• **提供本文**
------------------------------
そもそもなぜ、女性は大腸がんによる死が多いのか。長らく「女性は便秘になりやすく、便秘の人は大腸がんになりやすい」ともいわれてきたが、はっきりした関連性は明らかになっていない。北里大学北里研究所病院院長の渡邊昌彦医師はこう話す。
「便秘がちだからといって、必ずしも大腸がんのリスクが高いわけではない。ですから、必要以上に恐れることはありません。ただし、大腸がんに関心を持つことはリスクを減らす第一歩だと思います。
大腸がんの早期発見には、定期的ながん検診(便潜血検査)が有効ですが、便を採って提出しなくてはいけません。また、陽性だった場合には、内視鏡による精密検査が必要となり、下剤をのんでお尻を見せる必要があります。そういったことが、女性にとっては高いハードルになって、発見を遅らせる要因になっているのかもしれません。実際、便に血が混じっていても『痔』を言い訳にして、精密検査を受けない人もいます。
ですが、大腸がんは早期発見すれば、治る確率が上がります。私たち専門医からすると、早期に治療を受けないのは、『もったいない』というのが正直な気持ちです」
大腸がんは、早期がんであれば、手術ではなく大腸内視鏡を使って「内視鏡的粘膜切除(EMR)」や「内視鏡的粘膜下層剥離術(ESD)」などで治療することも可能だ。特に、家族に大腸がんが多い人はリスクが高いので、当てはまる人は便潜血検査や内視鏡検査を定期的に受けた方がいいだろう。
------------------------------
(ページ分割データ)

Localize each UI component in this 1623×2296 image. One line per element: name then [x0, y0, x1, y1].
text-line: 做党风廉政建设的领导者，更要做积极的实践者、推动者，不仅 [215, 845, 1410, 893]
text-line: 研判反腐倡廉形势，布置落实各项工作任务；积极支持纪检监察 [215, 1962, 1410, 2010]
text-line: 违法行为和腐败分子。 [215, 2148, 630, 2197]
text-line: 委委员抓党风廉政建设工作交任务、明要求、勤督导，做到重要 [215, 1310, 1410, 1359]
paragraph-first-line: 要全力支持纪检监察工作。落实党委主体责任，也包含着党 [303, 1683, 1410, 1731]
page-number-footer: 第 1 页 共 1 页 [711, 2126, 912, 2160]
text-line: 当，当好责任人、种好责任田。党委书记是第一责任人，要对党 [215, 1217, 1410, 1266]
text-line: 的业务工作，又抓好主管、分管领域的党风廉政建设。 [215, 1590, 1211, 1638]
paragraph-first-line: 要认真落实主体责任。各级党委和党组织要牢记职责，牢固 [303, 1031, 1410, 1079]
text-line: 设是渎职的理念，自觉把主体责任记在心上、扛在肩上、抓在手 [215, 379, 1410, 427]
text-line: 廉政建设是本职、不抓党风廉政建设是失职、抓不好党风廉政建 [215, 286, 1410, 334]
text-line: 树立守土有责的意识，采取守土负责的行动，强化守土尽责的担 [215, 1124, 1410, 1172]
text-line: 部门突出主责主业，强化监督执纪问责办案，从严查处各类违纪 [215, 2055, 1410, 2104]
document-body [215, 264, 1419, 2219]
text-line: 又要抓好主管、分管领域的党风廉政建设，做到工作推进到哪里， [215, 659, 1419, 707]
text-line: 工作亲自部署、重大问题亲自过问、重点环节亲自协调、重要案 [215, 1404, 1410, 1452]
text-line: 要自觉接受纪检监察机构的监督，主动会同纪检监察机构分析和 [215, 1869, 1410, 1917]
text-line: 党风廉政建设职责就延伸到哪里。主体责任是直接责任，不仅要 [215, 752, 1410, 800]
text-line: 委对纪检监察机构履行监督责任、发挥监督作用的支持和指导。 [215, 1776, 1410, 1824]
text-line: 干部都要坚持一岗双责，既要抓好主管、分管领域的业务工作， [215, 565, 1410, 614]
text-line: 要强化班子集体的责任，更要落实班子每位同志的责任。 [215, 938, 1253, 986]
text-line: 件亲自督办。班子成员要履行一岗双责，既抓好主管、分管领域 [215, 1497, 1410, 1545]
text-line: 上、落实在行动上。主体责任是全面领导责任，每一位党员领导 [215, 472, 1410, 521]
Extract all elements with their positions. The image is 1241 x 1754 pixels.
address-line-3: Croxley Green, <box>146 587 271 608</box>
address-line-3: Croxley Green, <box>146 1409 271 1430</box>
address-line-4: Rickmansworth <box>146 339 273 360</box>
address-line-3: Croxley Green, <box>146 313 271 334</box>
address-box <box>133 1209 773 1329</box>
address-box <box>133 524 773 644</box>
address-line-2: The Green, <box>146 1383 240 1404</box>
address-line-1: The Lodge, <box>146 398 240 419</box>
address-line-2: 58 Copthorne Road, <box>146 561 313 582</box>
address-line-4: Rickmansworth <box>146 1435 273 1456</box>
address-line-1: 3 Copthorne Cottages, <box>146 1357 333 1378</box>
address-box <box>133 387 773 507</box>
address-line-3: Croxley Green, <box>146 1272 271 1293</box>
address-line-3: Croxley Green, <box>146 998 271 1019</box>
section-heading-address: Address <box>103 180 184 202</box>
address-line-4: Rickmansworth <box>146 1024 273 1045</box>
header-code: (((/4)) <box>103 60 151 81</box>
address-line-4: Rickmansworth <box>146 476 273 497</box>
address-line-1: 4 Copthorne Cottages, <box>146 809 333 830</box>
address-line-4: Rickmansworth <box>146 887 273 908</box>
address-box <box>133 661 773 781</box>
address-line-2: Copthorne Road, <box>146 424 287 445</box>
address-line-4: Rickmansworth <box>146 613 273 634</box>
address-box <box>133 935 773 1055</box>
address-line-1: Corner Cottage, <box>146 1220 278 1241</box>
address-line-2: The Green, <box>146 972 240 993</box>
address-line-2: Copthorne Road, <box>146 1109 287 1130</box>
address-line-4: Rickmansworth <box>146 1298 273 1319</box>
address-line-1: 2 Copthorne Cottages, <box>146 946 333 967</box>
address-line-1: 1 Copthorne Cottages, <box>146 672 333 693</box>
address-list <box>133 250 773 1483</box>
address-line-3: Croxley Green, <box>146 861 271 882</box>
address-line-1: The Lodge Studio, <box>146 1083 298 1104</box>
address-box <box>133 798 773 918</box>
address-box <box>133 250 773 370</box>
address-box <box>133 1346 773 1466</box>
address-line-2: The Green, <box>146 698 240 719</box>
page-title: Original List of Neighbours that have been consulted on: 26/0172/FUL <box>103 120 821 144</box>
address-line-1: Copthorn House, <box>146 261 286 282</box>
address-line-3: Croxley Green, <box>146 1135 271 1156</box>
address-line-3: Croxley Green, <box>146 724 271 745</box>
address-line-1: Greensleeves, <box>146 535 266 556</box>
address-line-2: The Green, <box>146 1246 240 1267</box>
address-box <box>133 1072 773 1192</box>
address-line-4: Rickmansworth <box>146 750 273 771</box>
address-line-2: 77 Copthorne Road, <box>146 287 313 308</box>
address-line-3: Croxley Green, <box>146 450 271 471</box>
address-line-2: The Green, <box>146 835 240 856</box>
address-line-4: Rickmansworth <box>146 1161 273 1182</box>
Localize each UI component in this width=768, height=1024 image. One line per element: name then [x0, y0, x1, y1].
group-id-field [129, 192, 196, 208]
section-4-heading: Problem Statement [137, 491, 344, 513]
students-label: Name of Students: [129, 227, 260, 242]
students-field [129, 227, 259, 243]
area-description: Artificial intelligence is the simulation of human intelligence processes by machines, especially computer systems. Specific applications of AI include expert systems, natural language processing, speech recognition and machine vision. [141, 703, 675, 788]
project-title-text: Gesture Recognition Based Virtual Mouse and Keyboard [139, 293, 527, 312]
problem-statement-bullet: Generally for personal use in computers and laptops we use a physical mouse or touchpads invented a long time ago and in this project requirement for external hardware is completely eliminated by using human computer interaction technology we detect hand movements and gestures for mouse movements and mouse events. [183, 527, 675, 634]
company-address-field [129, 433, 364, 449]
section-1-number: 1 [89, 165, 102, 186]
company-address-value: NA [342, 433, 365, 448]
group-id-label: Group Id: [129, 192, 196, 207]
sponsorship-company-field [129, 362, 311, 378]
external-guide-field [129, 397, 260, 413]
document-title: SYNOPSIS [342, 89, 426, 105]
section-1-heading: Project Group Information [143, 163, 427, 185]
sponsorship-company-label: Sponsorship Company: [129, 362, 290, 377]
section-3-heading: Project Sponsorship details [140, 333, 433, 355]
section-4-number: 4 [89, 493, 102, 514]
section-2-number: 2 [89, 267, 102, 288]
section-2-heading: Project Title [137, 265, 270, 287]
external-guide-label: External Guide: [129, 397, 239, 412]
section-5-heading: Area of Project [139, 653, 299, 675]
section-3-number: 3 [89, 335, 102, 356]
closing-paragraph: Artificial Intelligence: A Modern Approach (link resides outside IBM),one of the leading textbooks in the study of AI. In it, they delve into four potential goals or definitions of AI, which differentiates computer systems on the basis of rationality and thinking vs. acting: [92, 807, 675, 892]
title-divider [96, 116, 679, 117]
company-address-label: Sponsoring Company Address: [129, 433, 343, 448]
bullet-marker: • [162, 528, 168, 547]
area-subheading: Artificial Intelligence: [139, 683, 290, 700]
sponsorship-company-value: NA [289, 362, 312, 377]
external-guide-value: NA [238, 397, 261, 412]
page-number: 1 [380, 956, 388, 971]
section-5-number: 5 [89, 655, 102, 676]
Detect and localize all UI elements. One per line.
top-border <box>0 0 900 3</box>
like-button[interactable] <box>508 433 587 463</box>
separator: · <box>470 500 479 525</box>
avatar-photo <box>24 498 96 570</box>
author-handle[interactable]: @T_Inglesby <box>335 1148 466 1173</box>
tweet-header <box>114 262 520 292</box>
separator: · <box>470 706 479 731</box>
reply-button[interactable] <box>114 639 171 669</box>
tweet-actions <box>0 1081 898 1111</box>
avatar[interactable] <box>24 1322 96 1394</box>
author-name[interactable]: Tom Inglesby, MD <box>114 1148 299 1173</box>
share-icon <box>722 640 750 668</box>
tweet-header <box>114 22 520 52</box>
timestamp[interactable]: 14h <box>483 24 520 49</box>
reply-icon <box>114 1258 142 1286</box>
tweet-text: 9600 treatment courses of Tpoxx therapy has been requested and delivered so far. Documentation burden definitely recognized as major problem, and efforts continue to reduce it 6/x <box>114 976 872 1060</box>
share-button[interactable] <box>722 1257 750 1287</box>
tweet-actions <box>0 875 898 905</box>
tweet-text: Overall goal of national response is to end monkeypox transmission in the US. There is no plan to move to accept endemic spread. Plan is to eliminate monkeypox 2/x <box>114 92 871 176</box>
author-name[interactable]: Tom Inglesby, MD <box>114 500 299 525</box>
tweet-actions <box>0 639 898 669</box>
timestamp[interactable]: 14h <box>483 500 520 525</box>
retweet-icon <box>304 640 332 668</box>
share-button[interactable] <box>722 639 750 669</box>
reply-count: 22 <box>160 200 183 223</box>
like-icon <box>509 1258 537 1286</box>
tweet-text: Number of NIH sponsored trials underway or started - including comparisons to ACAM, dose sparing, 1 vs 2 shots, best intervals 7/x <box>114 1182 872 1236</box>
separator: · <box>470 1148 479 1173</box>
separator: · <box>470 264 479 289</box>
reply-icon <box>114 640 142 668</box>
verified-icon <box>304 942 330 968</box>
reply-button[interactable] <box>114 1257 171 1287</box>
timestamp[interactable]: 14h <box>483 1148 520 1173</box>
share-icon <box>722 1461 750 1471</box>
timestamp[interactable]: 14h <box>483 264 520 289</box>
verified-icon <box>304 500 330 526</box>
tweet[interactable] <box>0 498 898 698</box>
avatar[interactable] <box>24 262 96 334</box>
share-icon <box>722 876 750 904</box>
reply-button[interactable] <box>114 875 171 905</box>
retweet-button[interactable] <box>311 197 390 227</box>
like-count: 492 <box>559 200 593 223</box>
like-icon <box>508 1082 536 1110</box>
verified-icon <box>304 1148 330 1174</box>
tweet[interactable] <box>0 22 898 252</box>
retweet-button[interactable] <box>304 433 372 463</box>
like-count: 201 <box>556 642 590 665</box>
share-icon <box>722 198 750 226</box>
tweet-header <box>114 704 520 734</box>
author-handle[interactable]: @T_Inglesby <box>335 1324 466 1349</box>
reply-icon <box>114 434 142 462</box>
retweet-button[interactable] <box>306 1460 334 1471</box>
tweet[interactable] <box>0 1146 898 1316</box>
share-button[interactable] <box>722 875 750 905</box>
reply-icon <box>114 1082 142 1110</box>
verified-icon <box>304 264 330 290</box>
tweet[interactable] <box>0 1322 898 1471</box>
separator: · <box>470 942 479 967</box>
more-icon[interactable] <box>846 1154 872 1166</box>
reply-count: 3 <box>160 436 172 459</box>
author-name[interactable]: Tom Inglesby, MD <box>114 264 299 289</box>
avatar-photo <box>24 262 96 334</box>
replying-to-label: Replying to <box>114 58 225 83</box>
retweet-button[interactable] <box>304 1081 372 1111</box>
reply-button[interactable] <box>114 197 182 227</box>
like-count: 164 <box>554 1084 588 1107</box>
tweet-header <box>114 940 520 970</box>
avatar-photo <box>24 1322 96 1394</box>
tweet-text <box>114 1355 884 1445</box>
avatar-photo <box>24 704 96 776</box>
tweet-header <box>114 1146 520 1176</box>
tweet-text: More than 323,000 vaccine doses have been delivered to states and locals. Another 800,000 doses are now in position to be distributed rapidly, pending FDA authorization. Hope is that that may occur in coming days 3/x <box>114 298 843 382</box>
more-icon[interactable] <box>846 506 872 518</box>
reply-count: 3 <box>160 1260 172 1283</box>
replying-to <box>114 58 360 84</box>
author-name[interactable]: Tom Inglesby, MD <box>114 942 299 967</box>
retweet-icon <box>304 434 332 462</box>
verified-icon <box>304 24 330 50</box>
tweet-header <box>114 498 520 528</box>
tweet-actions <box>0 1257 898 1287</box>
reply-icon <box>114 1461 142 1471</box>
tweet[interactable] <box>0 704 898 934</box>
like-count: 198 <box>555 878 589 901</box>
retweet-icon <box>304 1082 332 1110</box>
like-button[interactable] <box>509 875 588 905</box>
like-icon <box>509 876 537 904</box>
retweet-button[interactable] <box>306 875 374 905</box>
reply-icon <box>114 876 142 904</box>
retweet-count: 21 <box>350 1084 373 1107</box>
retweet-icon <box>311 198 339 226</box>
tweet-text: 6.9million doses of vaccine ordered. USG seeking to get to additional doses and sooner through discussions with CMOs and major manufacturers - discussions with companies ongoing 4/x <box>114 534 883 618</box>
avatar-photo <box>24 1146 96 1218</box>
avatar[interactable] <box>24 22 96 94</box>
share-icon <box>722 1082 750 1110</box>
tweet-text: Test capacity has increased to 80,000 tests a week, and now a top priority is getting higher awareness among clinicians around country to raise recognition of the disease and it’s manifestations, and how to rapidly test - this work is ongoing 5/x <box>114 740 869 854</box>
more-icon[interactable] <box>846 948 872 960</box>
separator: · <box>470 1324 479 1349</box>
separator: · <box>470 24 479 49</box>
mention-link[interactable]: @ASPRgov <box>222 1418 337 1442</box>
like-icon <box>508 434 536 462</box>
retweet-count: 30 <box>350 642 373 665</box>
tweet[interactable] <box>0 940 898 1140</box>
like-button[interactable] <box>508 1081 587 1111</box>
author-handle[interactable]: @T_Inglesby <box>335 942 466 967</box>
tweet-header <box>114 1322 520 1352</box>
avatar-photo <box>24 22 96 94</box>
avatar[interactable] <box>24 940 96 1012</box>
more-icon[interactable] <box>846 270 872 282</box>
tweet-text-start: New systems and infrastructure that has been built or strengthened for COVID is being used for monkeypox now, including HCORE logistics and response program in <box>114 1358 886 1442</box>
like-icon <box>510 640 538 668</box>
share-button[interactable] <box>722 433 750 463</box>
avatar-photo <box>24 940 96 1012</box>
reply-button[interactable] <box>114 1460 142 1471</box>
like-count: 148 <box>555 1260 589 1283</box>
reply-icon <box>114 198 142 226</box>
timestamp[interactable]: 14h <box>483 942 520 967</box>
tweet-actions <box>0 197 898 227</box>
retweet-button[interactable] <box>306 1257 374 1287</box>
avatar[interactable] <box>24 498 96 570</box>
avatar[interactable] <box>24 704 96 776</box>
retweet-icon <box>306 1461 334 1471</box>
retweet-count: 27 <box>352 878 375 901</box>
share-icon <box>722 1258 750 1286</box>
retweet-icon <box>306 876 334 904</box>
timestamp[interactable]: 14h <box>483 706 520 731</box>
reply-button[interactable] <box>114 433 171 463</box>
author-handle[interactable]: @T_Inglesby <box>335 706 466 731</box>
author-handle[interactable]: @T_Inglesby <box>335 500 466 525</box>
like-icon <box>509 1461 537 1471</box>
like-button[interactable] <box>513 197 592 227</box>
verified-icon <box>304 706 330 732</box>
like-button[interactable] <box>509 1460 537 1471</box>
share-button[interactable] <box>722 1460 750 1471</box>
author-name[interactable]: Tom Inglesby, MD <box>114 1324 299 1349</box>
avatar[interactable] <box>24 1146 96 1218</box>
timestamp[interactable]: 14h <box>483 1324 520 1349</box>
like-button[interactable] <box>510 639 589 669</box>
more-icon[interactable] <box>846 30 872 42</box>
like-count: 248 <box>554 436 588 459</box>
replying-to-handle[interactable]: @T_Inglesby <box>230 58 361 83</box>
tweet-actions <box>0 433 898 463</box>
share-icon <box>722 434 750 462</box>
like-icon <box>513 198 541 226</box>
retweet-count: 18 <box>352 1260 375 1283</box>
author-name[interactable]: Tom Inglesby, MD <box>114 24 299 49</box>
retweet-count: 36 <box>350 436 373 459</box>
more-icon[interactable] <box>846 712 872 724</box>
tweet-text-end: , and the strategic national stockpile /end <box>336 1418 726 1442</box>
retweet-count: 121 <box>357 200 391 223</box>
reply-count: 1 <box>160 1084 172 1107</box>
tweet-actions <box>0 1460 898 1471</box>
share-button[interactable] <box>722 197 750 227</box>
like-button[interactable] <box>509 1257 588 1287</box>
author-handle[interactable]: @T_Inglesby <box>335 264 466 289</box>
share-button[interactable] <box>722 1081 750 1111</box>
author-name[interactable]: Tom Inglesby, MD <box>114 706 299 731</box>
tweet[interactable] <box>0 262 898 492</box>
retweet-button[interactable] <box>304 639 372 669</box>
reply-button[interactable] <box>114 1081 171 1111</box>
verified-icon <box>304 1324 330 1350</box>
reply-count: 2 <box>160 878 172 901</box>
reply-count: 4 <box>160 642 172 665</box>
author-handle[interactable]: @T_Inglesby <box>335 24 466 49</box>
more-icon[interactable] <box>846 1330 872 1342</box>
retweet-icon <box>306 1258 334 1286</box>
------------------------------
• **課題内容 A**
大腸がんについての本文で、大腸がんの早期発見に有効とされているものは何ですか。
• **課題内容 B**
大腸がんについての本文のうち、「大腸がんの早期発見には、定期」から「期的に受けた方がいいだろう。」までをすべて書き写してください。

• **最終回答 A**
定期的ながん検診(便潜血検査)です。

• **最終回答 B**
大腸がんの早期発見には、定期的ながん検診(便潜血検査)が有効ですが、便を採って提出しなくてはいけません。また、陽性だった場合には、内視鏡による精密検査が必要となり、下剤をのんでお尻を見せる必要があります。そういったことが、女性にとっては高いハードルになって、発見を遅らせる要因になっているのかもしれません。実際、便に血が混じっていても『痔』を言い訳にして、精密検査を受けない人もいます。
ですが、大腸がんは早期発見すれば、治る確率が上がります。私たち専門医からすると、早期に治療を受けないのは、『もったいない』というのが正直な気持ちです」
大腸がんは、早期がんであれば、手術ではなく大腸内視鏡を使って「内視鏡的粘膜切除(EMR)」や「内視鏡的粘膜下層剥離術(ESD)」などで治療することも可能だ。特に、家族に大腸がんが多い人はリスクが高いので、当てはまる人は便潜血検査や内視鏡検査を定期的に受けた方がいいだろう。